◆ Given information:
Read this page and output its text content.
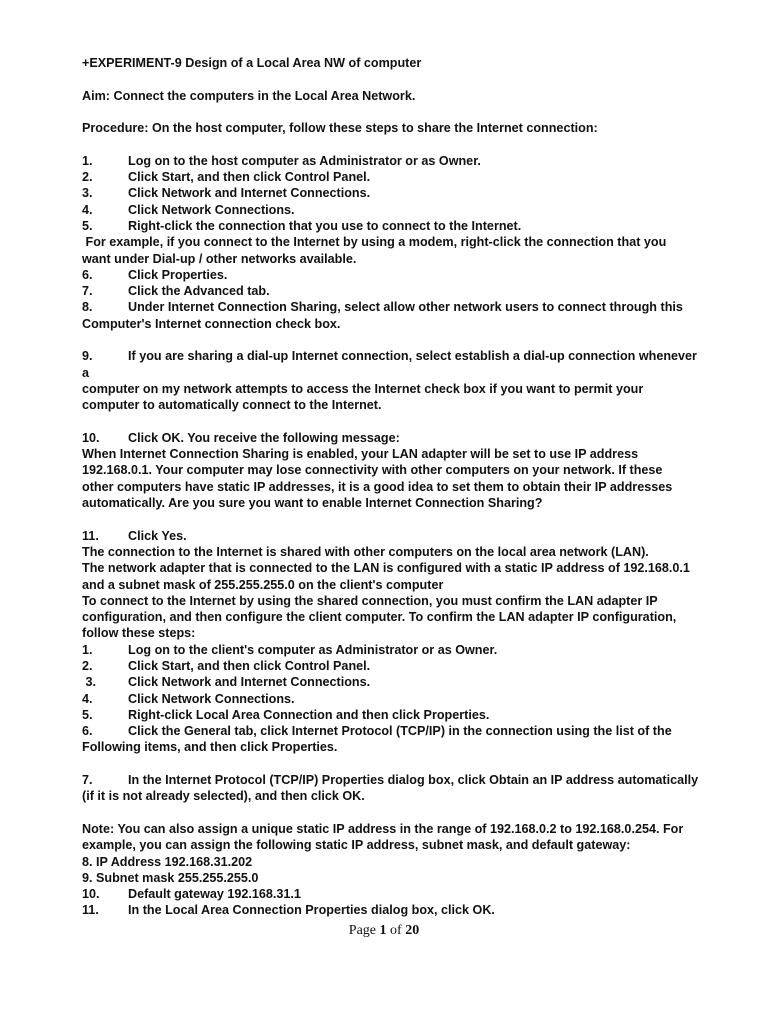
+EXPERIMENT-9 Design of a Local Area NW of computer

Aim: Connect the computers in the Local Area Network.

Procedure: On the host computer, follow these steps to share the Internet connection:

1.	Log on to the host computer as Administrator or as Owner.
2.	Click Start, and then click Control Panel.
3.	Click Network and Internet Connections.
4.	Click Network Connections.
5.	Right-click the connection that you use to connect to the Internet.

For example, if you connect to the Internet by using a modem, right-click the connection that you

want under Dial-up / other networks available.

6.	Click Properties.
7.	Click the Advanced tab.
8.	Under Internet Connection Sharing, select allow other network users to connect through this

Computer's Internet connection check box.

9.	If you are sharing a dial-up Internet connection, select establish a dial-up connection whenever

a

computer on my network attempts to access the Internet check box if you want to permit your

computer to automatically connect to the Internet.

10.	Click OK. You receive the following message:

When Internet Connection Sharing is enabled, your LAN adapter will be set to use IP address

192.168.0.1. Your computer may lose connectivity with other computers on your network. If these

other computers have static IP addresses, it is a good idea to set them to obtain their IP addresses

automatically. Are you sure you want to enable Internet Connection Sharing?

11.	Click Yes.

The connection to the Internet is shared with other computers on the local area network (LAN).

The network adapter that is connected to the LAN is configured with a static IP address of 192.168.0.1

and a subnet mask of 255.255.255.0 on the client's computer

To connect to the Internet by using the shared connection, you must confirm the LAN adapter IP

configuration, and then configure the client computer. To confirm the LAN adapter IP configuration,

follow these steps:

1.	Log on to the client's computer as Administrator or as Owner.
2.	Click Start, and then click Control Panel.
3.	Click Network and Internet Connections.
4.	Click Network Connections.
5.	Right-click Local Area Connection and then click Properties.
6.	Click the General tab, click Internet Protocol (TCP/IP) in the connection using the list of the

Following items, and then click Properties.

7.	In the Internet Protocol (TCP/IP) Properties dialog box, click Obtain an IP address automatically

(if it is not already selected), and then click OK.

Note: You can also assign a unique static IP address in the range of 192.168.0.2 to 192.168.0.254. For

example, you can assign the following static IP address, subnet mask, and default gateway:

8. IP Address 192.168.31.202

9. Subnet mask 255.255.255.0

10.	Default gateway 192.168.31.1
11.	In the Local Area Connection Properties dialog box, click OK.
Page 1 of 20
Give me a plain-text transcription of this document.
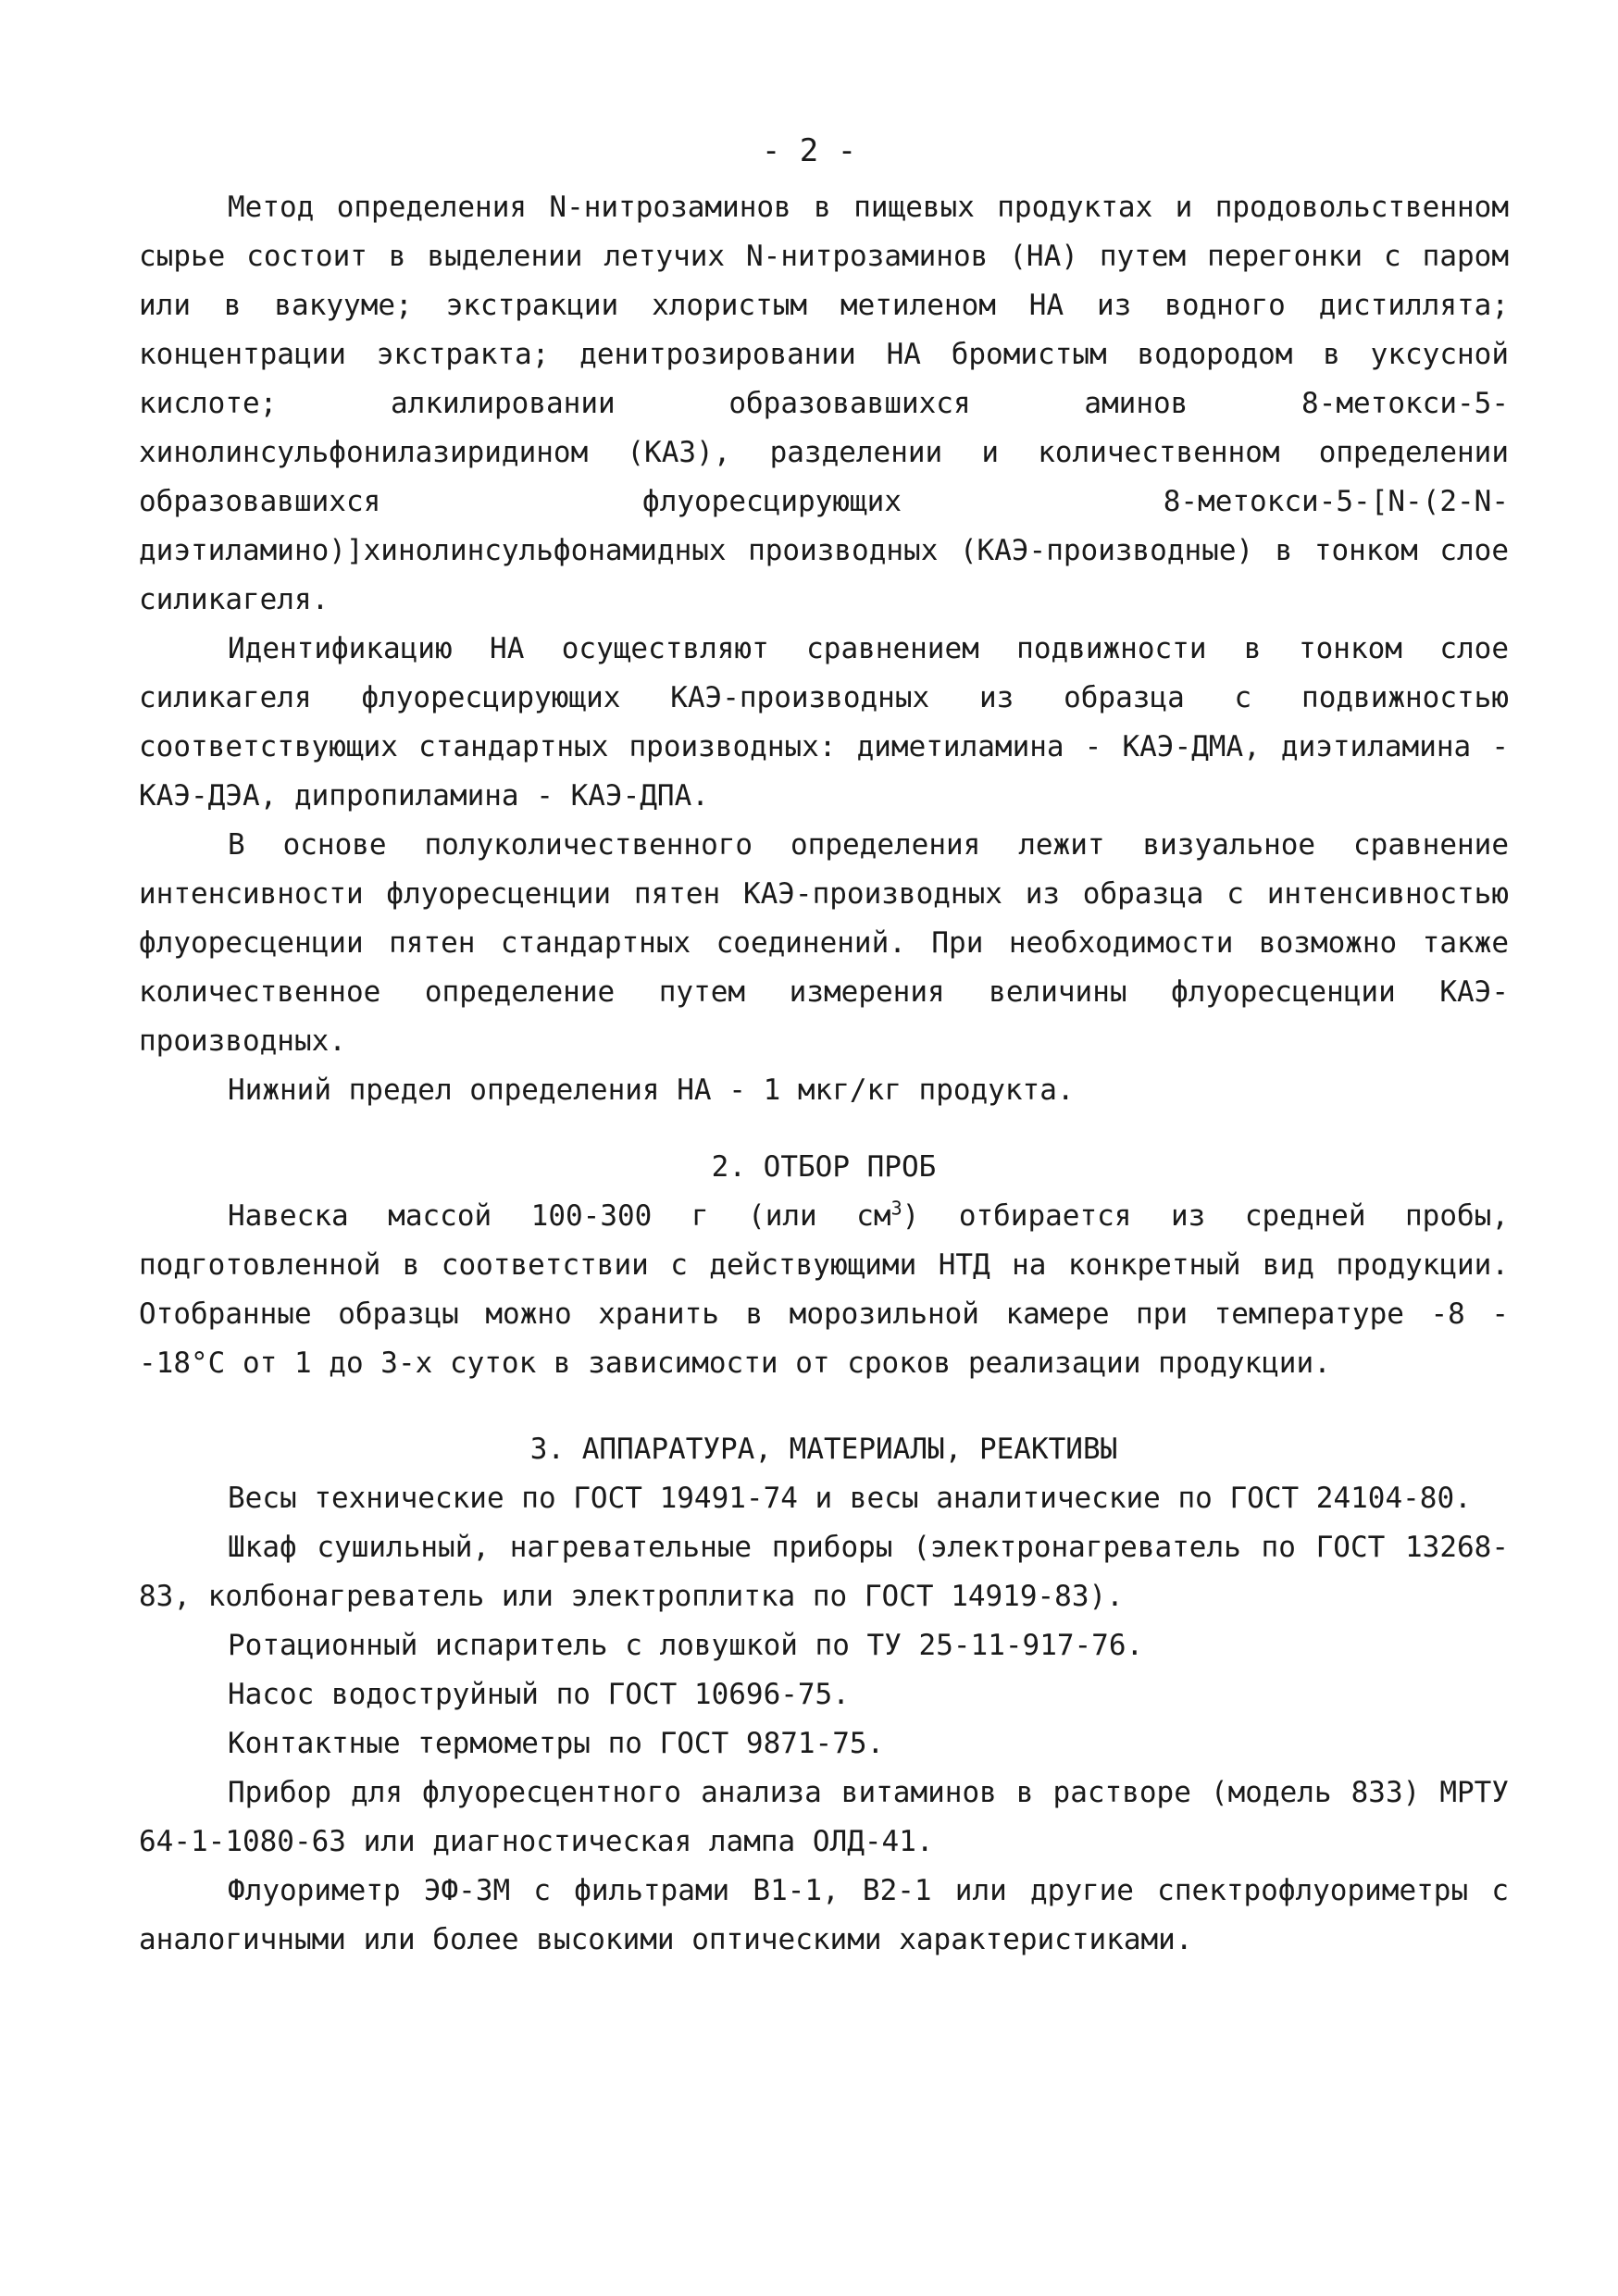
- 2 -

Метод определения N-нитрозаминов в пищевых продуктах и продовольственном сырье состоит в выделении летучих N-нитрозаминов (НА) путем перегонки с паром или в вакууме; экстракции хлористым метиленом НА из водного дистиллята; концентрации экстракта; денитрозировании НА бромистым водородом в уксусной кислоте; алкилировании образовавшихся аминов 8-метокси-5-хинолинсульфонилазиридином (КАЗ), разделении и количественном определении образовавшихся флуоресцирующих 8-метокси-5-[N-(2-N-диэтиламино)]хинолинсульфонамидных производных (КАЭ-производные) в тонком слое силикагеля.

Идентификацию НА осуществляют сравнением подвижности в тонком слое силикагеля флуоресцирующих КАЭ-производных из образца с подвижностью соответствующих стандартных производных: диметиламина - КАЭ-ДМА, диэтиламина - КАЭ-ДЭА, дипропиламина - КАЭ-ДПА.

В основе полуколичественного определения лежит визуальное сравнение интенсивности флуоресценции пятен КАЭ-производных из образца с интенсивностью флуоресценции пятен стандартных соединений. При необходимости возможно также количественное определение путем измерения величины флуоресценции КАЭ-производных.

Нижний предел определения НА - 1 мкг/кг продукта.

2. ОТБОР ПРОБ

Навеска массой 100-300 г (или $см^3$) отбирается из средней пробы, подготовленной в соответствии с действующими НТД на конкретный вид продукции. Отобранные образцы можно хранить в морозильной камере при температуре -8 - -18°С от 1 до 3-х суток в зависимости от сроков реализации продукции.

3. АППАРАТУРА, МАТЕРИАЛЫ, РЕАКТИВЫ

Весы технические по ГОСТ 19491-74 и весы аналитические по ГОСТ 24104-80.

Шкаф сушильный, нагревательные приборы (электронагреватель по ГОСТ 13268-83, колбонагреватель или электроплитка по ГОСТ 14919-83).

Ротационный испаритель с ловушкой по ТУ 25-11-917-76.

Насос водоструйный по ГОСТ 10696-75.

Контактные термометры по ГОСТ 9871-75.

Прибор для флуоресцентного анализа витаминов в растворе (модель 833) МРТУ 64-1-1080-63 или диагностическая лампа ОЛД-41.

Флуориметр ЭФ-3М с фильтрами В1-1, В2-1 или другие спектрофлуориметры с аналогичными или более высокими оптическими характеристиками.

◆ What the task requires: Reproduce every line from the entries that holds the word "check".

◆ Solution to this exercise:
Computer's Internet connection check box.
computer on my network attempts to access the Internet check box if you want to permit your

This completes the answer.